◆ **Written task**
Will you transcribe the entries that follow, exactly and in full?

◆ **Material to process**

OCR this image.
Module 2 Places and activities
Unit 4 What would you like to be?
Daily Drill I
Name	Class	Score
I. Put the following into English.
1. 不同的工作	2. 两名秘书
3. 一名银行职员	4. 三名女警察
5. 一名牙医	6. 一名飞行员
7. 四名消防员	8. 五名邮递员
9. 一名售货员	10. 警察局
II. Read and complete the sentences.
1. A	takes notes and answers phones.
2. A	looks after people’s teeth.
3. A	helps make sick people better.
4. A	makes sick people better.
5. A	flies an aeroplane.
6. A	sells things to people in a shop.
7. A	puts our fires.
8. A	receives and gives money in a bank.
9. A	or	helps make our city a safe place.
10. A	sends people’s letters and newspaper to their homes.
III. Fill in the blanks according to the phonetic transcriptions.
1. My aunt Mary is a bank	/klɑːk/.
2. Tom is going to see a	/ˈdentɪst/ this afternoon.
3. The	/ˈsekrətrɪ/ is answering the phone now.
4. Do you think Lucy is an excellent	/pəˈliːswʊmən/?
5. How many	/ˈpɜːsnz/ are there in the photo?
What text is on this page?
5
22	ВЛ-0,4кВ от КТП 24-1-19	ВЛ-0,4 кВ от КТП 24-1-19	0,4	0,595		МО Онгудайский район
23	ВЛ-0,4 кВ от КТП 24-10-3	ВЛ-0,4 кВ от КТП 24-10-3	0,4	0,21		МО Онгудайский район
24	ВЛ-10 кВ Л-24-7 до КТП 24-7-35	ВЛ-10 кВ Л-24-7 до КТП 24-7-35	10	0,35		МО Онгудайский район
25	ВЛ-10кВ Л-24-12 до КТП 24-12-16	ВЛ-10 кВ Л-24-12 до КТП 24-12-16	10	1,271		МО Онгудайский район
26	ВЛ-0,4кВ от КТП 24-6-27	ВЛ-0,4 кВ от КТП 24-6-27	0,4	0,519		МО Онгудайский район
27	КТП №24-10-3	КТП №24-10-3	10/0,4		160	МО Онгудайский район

◆ **Final result**
OCR this image.
Module 2 Places and activities
Unit 4 What would you like to be?
Daily Drill I
Name	Class	Score
I. Put the following into English.
1. 不同的工作	2. 两名秘书
3. 一名银行职员	4. 三名女警察
5. 一名牙医	6. 一名飞行员
7. 四名消防员	8. 五名邮递员
9. 一名售货员	10. 警察局
II. Read and complete the sentences.
1. A	takes notes and answers phones.
2. A	looks after people’s teeth.
3. A	helps make sick people better.
4. A	makes sick people better.
5. A	flies an aeroplane.
6. A	sells things to people in a shop.
7. A	puts our fires.
8. A	receives and gives money in a bank.
9. A	or	helps make our city a safe place.
10. A	sends people’s letters and newspaper to their homes.
III. Fill in the blanks according to the phonetic transcriptions.
1. My aunt Mary is a bank	/klɑːk/.
2. Tom is going to see a	/ˈdentɪst/ this afternoon.
3. The	/ˈsekrətrɪ/ is answering the phone now.
4. Do you think Lucy is an excellent	/pəˈliːswʊmən/?
5. How many	/ˈpɜːsnz/ are there in the photo?
What text is on this page?
5
22	ВЛ-0,4кВ от КТП 24-1-19	ВЛ-0,4 кВ от КТП 24-1-19	0,4	0,595		МО Онгудайский район
23	ВЛ-0,4 кВ от КТП 24-10-3	ВЛ-0,4 кВ от КТП 24-10-3	0,4	0,21		МО Онгудайский район
24	ВЛ-10 кВ Л-24-7 до КТП 24-7-35	ВЛ-10 кВ Л-24-7 до КТП 24-7-35	10	0,35		МО Онгудайский район
25	ВЛ-10кВ Л-24-12 до КТП 24-12-16	ВЛ-10 кВ Л-24-12 до КТП 24-12-16	10	1,271		МО Онгудайский район
26	ВЛ-0,4кВ от КТП 24-6-27	ВЛ-0,4 кВ от КТП 24-6-27	0,4	0,519		МО Онгудайский район
27	КТП №24-10-3	КТП №24-10-3	10/0,4		160	МО Онгудайский район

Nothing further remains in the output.